AI as an Extension of the Team for Execution
In the afternoon, we divided the remaining tasks and used AI to accelerate the work. While Maria built an early prototype in Bolt and explored color palettes, I used Claude to develop brand guidelines by feeding it Granola notes from our morning stand up and curated brand prompts. Matt built the Rails backend, leaning on AI only for autocomplete and to speed up some of the code writing, since the goal was to learn the framework himself.
When we met later that afternoon, we had:
- Completed branding guidelines
- An interactive prototype in Bolt
- The app live on AWS
For six hours of work, this was remarkable. That evening, I created a marketing page from scratch using V0. It took nine iterations to get right.
What We Learned About AI + Human Collaboration
The through-line of this whole project: AI generates options rapidly; humans make the calls that matter.
AI gave us speed on names, brand voice, marketing page variations, and visual prototypes. Humans made the strategic calls on the architecture, the feature cuts, the emotional resonance. The magic wasn't in either alone. It was in the combination.
Using Granola + Claude, we went from pitch video → summary → brainstorm doc → project brief → 20 name options → brand guidelines in under two hours. Without AI, that takes days. But without human judgment, the output is generic and misses the nuance that makes something worth building.
Time constraints forced useful clarity: some things AI could handle, and some things we had to decide ourselves. Speed reveals what matters.
What AI still can't do is validate whether people will care. We built faster, but we still need to find out if the concept resonates.
The Result
We're going to keep working on Wereabouts. Because in 1.5 days, we proved:
- The concept resonates (people care about discovering shared history)
- It's technically feasible (we built a working prototype)
- The AI + human workflow works (it genuinely accelerates ideas)
Where were you when the moon was full? Where were they?
We built the tool to find out. The point of Pointless Palooza isn't just to build something fun. It's to experiment with new workflows, tools, and ways of working. AI is an incredibly powerful creative partner when guided by human judgment, experience, and heart.

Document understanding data
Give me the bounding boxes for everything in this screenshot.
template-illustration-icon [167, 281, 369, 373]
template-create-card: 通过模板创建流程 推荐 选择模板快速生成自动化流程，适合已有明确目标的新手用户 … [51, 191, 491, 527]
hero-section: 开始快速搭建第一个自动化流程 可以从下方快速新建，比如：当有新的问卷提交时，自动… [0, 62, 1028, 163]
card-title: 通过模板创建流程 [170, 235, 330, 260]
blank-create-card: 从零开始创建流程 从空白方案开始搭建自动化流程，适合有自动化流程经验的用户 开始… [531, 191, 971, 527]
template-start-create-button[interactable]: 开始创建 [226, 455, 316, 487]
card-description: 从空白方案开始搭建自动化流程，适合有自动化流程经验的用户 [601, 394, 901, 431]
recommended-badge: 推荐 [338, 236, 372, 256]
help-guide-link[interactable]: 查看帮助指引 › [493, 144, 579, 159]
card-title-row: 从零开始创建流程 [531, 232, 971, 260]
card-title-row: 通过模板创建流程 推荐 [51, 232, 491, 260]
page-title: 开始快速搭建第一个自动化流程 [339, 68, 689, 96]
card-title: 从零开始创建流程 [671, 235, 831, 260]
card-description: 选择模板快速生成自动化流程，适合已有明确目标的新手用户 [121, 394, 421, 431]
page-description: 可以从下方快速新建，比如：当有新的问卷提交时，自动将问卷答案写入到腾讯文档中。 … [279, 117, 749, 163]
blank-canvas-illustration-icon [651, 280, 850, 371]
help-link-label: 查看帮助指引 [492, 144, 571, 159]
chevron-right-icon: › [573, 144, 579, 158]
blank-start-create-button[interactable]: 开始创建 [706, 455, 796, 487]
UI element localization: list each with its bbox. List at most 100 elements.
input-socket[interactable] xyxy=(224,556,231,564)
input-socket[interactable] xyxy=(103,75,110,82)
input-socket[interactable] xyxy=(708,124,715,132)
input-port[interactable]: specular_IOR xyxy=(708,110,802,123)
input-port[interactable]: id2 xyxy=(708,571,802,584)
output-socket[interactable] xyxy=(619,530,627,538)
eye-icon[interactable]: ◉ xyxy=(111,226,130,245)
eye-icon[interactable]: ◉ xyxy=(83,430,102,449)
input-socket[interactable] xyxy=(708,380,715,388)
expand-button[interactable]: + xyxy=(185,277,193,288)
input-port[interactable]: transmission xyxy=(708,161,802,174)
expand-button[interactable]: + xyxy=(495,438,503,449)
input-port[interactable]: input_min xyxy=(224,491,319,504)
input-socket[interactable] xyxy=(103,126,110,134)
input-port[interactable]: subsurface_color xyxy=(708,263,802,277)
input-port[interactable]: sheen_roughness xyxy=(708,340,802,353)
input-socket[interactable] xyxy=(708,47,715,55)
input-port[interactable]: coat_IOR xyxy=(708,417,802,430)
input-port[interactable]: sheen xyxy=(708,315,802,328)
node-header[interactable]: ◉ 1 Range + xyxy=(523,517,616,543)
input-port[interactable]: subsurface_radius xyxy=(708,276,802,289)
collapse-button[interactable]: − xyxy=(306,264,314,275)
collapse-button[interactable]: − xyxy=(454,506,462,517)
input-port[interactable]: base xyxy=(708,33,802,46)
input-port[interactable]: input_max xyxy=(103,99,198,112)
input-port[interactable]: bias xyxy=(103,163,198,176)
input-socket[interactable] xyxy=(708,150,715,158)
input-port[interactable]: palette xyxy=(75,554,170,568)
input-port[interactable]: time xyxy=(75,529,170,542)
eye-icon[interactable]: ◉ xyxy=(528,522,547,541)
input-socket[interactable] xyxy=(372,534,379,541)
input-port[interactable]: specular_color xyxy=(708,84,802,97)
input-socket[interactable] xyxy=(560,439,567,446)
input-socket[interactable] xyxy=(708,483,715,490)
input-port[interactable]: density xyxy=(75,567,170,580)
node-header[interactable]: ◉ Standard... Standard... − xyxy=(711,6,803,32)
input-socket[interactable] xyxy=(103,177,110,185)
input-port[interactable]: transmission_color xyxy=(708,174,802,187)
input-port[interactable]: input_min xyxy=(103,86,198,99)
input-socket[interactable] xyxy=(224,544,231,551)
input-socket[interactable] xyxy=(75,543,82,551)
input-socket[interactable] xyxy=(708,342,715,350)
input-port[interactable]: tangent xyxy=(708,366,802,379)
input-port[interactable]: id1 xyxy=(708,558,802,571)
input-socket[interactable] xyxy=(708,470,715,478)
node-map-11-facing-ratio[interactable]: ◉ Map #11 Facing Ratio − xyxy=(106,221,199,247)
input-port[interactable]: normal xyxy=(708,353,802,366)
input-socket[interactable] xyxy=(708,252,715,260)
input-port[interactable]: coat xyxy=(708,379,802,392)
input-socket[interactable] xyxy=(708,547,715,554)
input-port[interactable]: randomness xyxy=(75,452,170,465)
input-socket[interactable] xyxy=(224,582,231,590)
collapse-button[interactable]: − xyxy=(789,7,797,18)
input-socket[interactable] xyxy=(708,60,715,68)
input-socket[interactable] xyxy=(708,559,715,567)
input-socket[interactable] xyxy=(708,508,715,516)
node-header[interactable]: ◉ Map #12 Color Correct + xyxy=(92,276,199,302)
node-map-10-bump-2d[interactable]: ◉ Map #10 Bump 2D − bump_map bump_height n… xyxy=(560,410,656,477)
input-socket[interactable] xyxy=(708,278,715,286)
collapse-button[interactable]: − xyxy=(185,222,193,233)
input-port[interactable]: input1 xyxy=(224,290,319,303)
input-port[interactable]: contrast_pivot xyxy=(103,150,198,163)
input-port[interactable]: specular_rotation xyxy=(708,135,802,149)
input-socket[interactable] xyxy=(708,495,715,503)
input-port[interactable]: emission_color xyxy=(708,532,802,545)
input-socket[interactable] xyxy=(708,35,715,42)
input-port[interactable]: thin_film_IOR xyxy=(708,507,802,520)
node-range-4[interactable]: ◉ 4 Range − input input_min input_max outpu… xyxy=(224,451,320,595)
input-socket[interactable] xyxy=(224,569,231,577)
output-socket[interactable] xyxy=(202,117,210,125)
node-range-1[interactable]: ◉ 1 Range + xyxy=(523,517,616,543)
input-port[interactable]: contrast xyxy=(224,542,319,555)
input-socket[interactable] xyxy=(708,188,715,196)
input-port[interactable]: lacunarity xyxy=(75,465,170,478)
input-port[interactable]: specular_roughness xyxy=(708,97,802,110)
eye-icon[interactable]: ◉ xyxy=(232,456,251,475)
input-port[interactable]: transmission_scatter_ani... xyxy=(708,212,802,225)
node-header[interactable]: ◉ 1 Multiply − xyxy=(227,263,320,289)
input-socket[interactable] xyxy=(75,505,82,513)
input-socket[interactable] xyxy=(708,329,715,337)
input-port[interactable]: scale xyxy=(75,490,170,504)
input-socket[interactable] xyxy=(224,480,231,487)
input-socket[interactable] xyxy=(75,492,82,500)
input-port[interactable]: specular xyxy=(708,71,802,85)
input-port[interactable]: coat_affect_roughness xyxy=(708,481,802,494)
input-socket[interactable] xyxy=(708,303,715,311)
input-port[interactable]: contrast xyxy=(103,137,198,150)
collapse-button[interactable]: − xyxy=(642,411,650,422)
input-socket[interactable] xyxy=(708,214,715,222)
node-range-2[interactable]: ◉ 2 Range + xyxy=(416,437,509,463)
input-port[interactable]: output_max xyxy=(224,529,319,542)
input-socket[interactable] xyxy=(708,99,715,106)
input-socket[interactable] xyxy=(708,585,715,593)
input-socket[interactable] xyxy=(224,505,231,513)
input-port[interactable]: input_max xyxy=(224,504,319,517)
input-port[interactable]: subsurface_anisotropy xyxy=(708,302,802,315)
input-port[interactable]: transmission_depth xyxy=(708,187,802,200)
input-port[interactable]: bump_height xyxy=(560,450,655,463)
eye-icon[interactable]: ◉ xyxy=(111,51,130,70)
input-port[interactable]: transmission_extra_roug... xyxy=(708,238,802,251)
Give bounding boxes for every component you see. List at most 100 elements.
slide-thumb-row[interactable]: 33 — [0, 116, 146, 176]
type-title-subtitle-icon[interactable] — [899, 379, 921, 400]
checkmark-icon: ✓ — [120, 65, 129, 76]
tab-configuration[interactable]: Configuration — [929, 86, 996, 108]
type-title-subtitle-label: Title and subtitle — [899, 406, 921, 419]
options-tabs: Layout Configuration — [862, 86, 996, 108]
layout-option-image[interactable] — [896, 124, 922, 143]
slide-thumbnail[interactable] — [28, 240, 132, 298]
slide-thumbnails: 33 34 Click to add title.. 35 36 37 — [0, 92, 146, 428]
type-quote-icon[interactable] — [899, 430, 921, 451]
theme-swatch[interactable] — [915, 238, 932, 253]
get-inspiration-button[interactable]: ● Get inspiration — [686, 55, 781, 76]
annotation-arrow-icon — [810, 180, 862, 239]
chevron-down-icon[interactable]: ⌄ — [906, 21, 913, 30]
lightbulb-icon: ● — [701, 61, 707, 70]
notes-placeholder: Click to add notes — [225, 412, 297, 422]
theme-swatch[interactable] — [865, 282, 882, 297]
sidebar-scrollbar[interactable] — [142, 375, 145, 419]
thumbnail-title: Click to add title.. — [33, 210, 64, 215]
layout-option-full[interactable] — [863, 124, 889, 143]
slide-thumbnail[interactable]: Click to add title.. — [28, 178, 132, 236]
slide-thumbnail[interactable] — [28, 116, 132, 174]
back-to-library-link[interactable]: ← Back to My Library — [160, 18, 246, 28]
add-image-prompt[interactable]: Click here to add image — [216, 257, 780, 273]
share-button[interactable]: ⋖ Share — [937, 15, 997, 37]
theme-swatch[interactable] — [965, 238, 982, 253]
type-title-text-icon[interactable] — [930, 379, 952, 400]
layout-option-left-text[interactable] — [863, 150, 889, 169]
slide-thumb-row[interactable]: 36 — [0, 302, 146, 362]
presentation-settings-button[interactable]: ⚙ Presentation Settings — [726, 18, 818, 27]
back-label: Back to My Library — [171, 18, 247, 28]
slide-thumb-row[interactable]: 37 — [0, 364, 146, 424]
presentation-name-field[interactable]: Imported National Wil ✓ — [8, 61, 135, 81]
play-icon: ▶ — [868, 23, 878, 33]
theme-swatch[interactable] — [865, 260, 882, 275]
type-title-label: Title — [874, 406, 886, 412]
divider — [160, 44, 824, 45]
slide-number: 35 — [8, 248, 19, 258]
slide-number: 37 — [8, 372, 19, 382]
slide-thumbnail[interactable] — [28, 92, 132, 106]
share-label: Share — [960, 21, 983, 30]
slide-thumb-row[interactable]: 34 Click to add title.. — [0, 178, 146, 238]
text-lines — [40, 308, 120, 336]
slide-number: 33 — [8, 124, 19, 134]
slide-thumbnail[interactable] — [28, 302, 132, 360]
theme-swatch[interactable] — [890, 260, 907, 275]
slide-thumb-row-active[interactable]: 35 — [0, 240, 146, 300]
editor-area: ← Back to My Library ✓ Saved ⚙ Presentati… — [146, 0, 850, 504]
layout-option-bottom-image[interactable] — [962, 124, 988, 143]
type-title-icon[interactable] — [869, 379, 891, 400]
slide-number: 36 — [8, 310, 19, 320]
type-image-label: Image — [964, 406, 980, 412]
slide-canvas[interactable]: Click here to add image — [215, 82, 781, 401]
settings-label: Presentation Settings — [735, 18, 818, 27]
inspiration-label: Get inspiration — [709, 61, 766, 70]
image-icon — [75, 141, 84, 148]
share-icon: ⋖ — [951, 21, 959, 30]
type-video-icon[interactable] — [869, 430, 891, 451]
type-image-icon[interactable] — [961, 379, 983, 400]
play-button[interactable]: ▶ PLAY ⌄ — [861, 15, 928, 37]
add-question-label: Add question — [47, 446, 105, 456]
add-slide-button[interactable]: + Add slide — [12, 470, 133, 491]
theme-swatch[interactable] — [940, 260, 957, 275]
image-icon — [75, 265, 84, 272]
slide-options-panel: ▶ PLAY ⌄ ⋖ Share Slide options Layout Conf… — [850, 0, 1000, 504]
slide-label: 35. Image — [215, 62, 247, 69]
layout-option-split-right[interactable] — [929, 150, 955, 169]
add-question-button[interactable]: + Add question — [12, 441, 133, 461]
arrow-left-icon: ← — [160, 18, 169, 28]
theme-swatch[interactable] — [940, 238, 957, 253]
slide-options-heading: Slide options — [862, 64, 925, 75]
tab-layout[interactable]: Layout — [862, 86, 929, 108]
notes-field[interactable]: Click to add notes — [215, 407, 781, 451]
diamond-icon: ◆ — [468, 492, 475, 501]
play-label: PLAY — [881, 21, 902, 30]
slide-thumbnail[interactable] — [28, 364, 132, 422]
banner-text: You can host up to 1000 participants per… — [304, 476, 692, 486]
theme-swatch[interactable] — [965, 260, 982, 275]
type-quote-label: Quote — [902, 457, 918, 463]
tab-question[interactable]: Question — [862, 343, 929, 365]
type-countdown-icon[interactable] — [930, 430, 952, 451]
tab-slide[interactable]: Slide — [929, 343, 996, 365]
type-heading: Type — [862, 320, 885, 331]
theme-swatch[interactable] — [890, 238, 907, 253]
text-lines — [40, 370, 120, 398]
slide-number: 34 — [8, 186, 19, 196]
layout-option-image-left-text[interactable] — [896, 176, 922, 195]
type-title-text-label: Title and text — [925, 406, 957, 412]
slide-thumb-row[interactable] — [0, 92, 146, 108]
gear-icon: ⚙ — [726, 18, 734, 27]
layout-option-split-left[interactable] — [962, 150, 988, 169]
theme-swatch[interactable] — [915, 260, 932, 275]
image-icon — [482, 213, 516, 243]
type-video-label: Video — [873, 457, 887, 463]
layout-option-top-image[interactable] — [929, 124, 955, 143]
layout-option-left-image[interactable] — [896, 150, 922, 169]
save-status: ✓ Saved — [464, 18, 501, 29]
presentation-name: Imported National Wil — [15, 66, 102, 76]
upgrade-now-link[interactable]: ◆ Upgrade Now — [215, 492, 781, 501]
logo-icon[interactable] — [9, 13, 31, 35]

_Required actions_:
A – Answer these questions from the Wereabouts write-up:
(i) What tool did Maria use to build the early prototype?
(ii) How many iterations did the marketing page take?
(iii) In how many days did the team prove the points listed under "The Result"?
B – Write out the part of the Wereabouts write-up between "Using Granola +" and "the concept resonates.", inclusive.

_Numbered answers_:
A –
(i) Bolt
(ii) Nine
(iii) 1.5 days

B –
Using Granola + Claude, we went from pitch video → summary → brainstorm doc → project brief → 20 name options → brand guidelines in under two hours. Without AI, that takes days. But without human judgment, the output is generic and misses the nuance that makes something worth building.
Time constraints forced useful clarity: some things AI could handle, and some things we had to decide ourselves. Speed reveals what matters.
What AI still can't do is validate whether people will care. We built faster, but we still need to find out if the concept resonates.